** Begin RECORDS TO USE **
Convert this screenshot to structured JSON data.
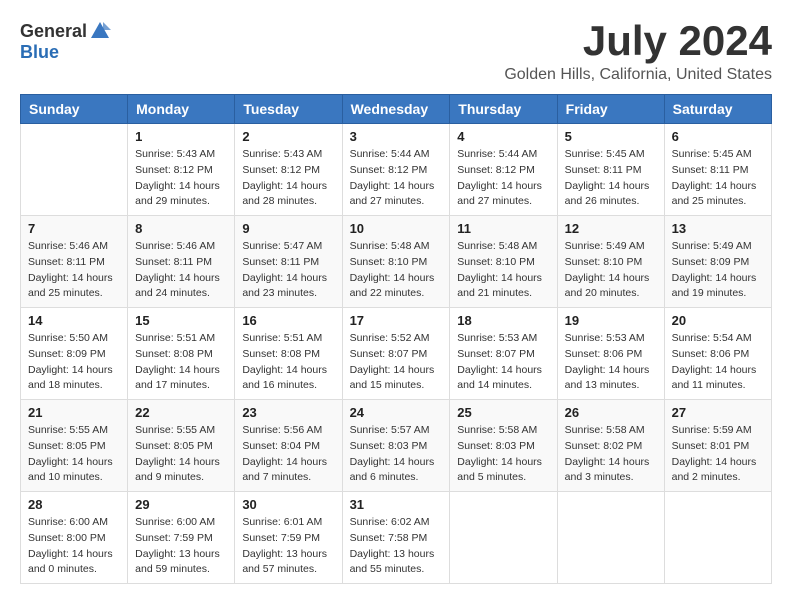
{
  "header": {
    "logo_general": "General",
    "logo_blue": "Blue",
    "month_title": "July 2024",
    "location": "Golden Hills, California, United States"
  },
  "calendar": {
    "days_of_week": [
      "Sunday",
      "Monday",
      "Tuesday",
      "Wednesday",
      "Thursday",
      "Friday",
      "Saturday"
    ],
    "weeks": [
      [
        {
          "day": "",
          "info": ""
        },
        {
          "day": "1",
          "info": "Sunrise: 5:43 AM\nSunset: 8:12 PM\nDaylight: 14 hours\nand 29 minutes."
        },
        {
          "day": "2",
          "info": "Sunrise: 5:43 AM\nSunset: 8:12 PM\nDaylight: 14 hours\nand 28 minutes."
        },
        {
          "day": "3",
          "info": "Sunrise: 5:44 AM\nSunset: 8:12 PM\nDaylight: 14 hours\nand 27 minutes."
        },
        {
          "day": "4",
          "info": "Sunrise: 5:44 AM\nSunset: 8:12 PM\nDaylight: 14 hours\nand 27 minutes."
        },
        {
          "day": "5",
          "info": "Sunrise: 5:45 AM\nSunset: 8:11 PM\nDaylight: 14 hours\nand 26 minutes."
        },
        {
          "day": "6",
          "info": "Sunrise: 5:45 AM\nSunset: 8:11 PM\nDaylight: 14 hours\nand 25 minutes."
        }
      ],
      [
        {
          "day": "7",
          "info": "Sunrise: 5:46 AM\nSunset: 8:11 PM\nDaylight: 14 hours\nand 25 minutes."
        },
        {
          "day": "8",
          "info": "Sunrise: 5:46 AM\nSunset: 8:11 PM\nDaylight: 14 hours\nand 24 minutes."
        },
        {
          "day": "9",
          "info": "Sunrise: 5:47 AM\nSunset: 8:11 PM\nDaylight: 14 hours\nand 23 minutes."
        },
        {
          "day": "10",
          "info": "Sunrise: 5:48 AM\nSunset: 8:10 PM\nDaylight: 14 hours\nand 22 minutes."
        },
        {
          "day": "11",
          "info": "Sunrise: 5:48 AM\nSunset: 8:10 PM\nDaylight: 14 hours\nand 21 minutes."
        },
        {
          "day": "12",
          "info": "Sunrise: 5:49 AM\nSunset: 8:10 PM\nDaylight: 14 hours\nand 20 minutes."
        },
        {
          "day": "13",
          "info": "Sunrise: 5:49 AM\nSunset: 8:09 PM\nDaylight: 14 hours\nand 19 minutes."
        }
      ],
      [
        {
          "day": "14",
          "info": "Sunrise: 5:50 AM\nSunset: 8:09 PM\nDaylight: 14 hours\nand 18 minutes."
        },
        {
          "day": "15",
          "info": "Sunrise: 5:51 AM\nSunset: 8:08 PM\nDaylight: 14 hours\nand 17 minutes."
        },
        {
          "day": "16",
          "info": "Sunrise: 5:51 AM\nSunset: 8:08 PM\nDaylight: 14 hours\nand 16 minutes."
        },
        {
          "day": "17",
          "info": "Sunrise: 5:52 AM\nSunset: 8:07 PM\nDaylight: 14 hours\nand 15 minutes."
        },
        {
          "day": "18",
          "info": "Sunrise: 5:53 AM\nSunset: 8:07 PM\nDaylight: 14 hours\nand 14 minutes."
        },
        {
          "day": "19",
          "info": "Sunrise: 5:53 AM\nSunset: 8:06 PM\nDaylight: 14 hours\nand 13 minutes."
        },
        {
          "day": "20",
          "info": "Sunrise: 5:54 AM\nSunset: 8:06 PM\nDaylight: 14 hours\nand 11 minutes."
        }
      ],
      [
        {
          "day": "21",
          "info": "Sunrise: 5:55 AM\nSunset: 8:05 PM\nDaylight: 14 hours\nand 10 minutes."
        },
        {
          "day": "22",
          "info": "Sunrise: 5:55 AM\nSunset: 8:05 PM\nDaylight: 14 hours\nand 9 minutes."
        },
        {
          "day": "23",
          "info": "Sunrise: 5:56 AM\nSunset: 8:04 PM\nDaylight: 14 hours\nand 7 minutes."
        },
        {
          "day": "24",
          "info": "Sunrise: 5:57 AM\nSunset: 8:03 PM\nDaylight: 14 hours\nand 6 minutes."
        },
        {
          "day": "25",
          "info": "Sunrise: 5:58 AM\nSunset: 8:03 PM\nDaylight: 14 hours\nand 5 minutes."
        },
        {
          "day": "26",
          "info": "Sunrise: 5:58 AM\nSunset: 8:02 PM\nDaylight: 14 hours\nand 3 minutes."
        },
        {
          "day": "27",
          "info": "Sunrise: 5:59 AM\nSunset: 8:01 PM\nDaylight: 14 hours\nand 2 minutes."
        }
      ],
      [
        {
          "day": "28",
          "info": "Sunrise: 6:00 AM\nSunset: 8:00 PM\nDaylight: 14 hours\nand 0 minutes."
        },
        {
          "day": "29",
          "info": "Sunrise: 6:00 AM\nSunset: 7:59 PM\nDaylight: 13 hours\nand 59 minutes."
        },
        {
          "day": "30",
          "info": "Sunrise: 6:01 AM\nSunset: 7:59 PM\nDaylight: 13 hours\nand 57 minutes."
        },
        {
          "day": "31",
          "info": "Sunrise: 6:02 AM\nSunset: 7:58 PM\nDaylight: 13 hours\nand 55 minutes."
        },
        {
          "day": "",
          "info": ""
        },
        {
          "day": "",
          "info": ""
        },
        {
          "day": "",
          "info": ""
        }
      ]
    ]
  }
}
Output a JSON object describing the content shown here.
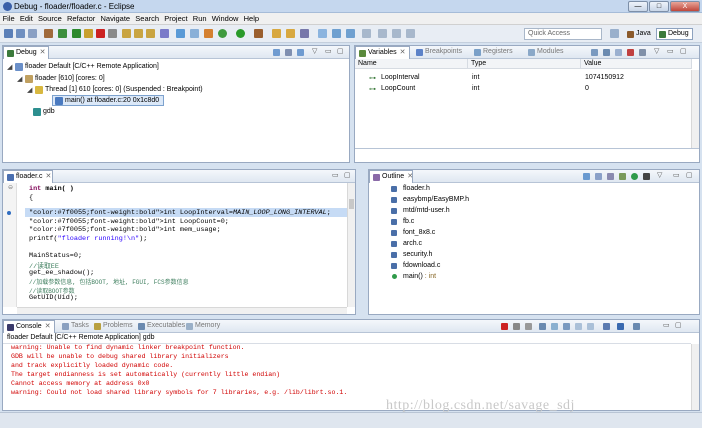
{
  "window": {
    "title": "Debug - floader/floader.c - Eclipse",
    "minimize": "—",
    "maximize": "□",
    "close": "X"
  },
  "menu": [
    "File",
    "Edit",
    "Source",
    "Refactor",
    "Navigate",
    "Search",
    "Project",
    "Run",
    "Window",
    "Help"
  ],
  "toolbar": {
    "quick_access_placeholder": "Quick Access",
    "perspectives": [
      {
        "label": "Java",
        "icon": "java-perspective-icon",
        "color": "#8b5a2b"
      },
      {
        "label": "Debug",
        "icon": "debug-perspective-icon",
        "color": "#3b7a3b"
      }
    ]
  },
  "debug_view": {
    "tab": "Debug",
    "tree": [
      {
        "label": "floader Default [C/C++ Remote Application]",
        "icon": "launch-icon"
      },
      {
        "label": "floader [610] [cores: 0]",
        "icon": "process-icon"
      },
      {
        "label": "Thread [1] 610 [cores: 0] (Suspended : Breakpoint)",
        "icon": "thread-icon"
      },
      {
        "label": "main() at floader.c:20 0x1c8d0",
        "icon": "stack-frame-icon"
      },
      {
        "label": "gdb",
        "icon": "gdb-icon"
      }
    ]
  },
  "variables_view": {
    "tabs": [
      "Variables",
      "Breakpoints",
      "Registers",
      "Modules"
    ],
    "columns": [
      "Name",
      "Type",
      "Value"
    ],
    "rows": [
      {
        "name": "LoopInterval",
        "type": "int",
        "value": "1074150912"
      },
      {
        "name": "LoopCount",
        "type": "int",
        "value": "0"
      }
    ]
  },
  "editor": {
    "tab": "floader.c",
    "lines": [
      "int main( )",
      "{",
      "",
      "int LoopInterval=MAIN_LOOP_LONG_INTERVAL;",
      "int LoopCount=0;",
      "int mem_usage;",
      "printf(\"floader running!\\n\");",
      "",
      "MainStatus=0;",
      "//读取EE",
      "get_ee_shadow();",
      "//加载参数信息, 包括BOOT, 地址, FGUI, FCS参数信息",
      "//读取BOOT参数",
      "GetUID(Uid);"
    ]
  },
  "outline_view": {
    "tab": "Outline",
    "items": [
      "floader.h",
      "easybmp/EasyBMP.h",
      "mtd/mtd-user.h",
      "fb.c",
      "font_8x8.c",
      "arch.c",
      "security.h",
      "fdownload.c",
      "main()"
    ],
    "main_type": " : int"
  },
  "console_view": {
    "tabs": [
      "Console",
      "Tasks",
      "Problems",
      "Executables",
      "Memory"
    ],
    "header": "floader Default [C/C++ Remote Application] gdb",
    "lines": [
      "warning: Unable to find dynamic linker breakpoint function.",
      "GDB will be unable to debug shared library initializers",
      "and track explicitly loaded dynamic code.",
      "The target endianness is set automatically (currently little endian)",
      "Cannot access memory at address 0x0",
      "warning: Could not load shared library symbols for 7 libraries, e.g. /lib/librt.so.1."
    ]
  },
  "watermark": "http://blog.csdn.net/savage_sdj"
}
** End RECORDS TO USE **
TASK INSTRUCTIONS:
Find all lines where the word "library" appears. Copy them.

THE RESPONSE:
      "GDB will be unable to debug shared library initializers",
      "warning: Could not load shared library symbols for 7 libraries, e.g. /lib/librt.so.1."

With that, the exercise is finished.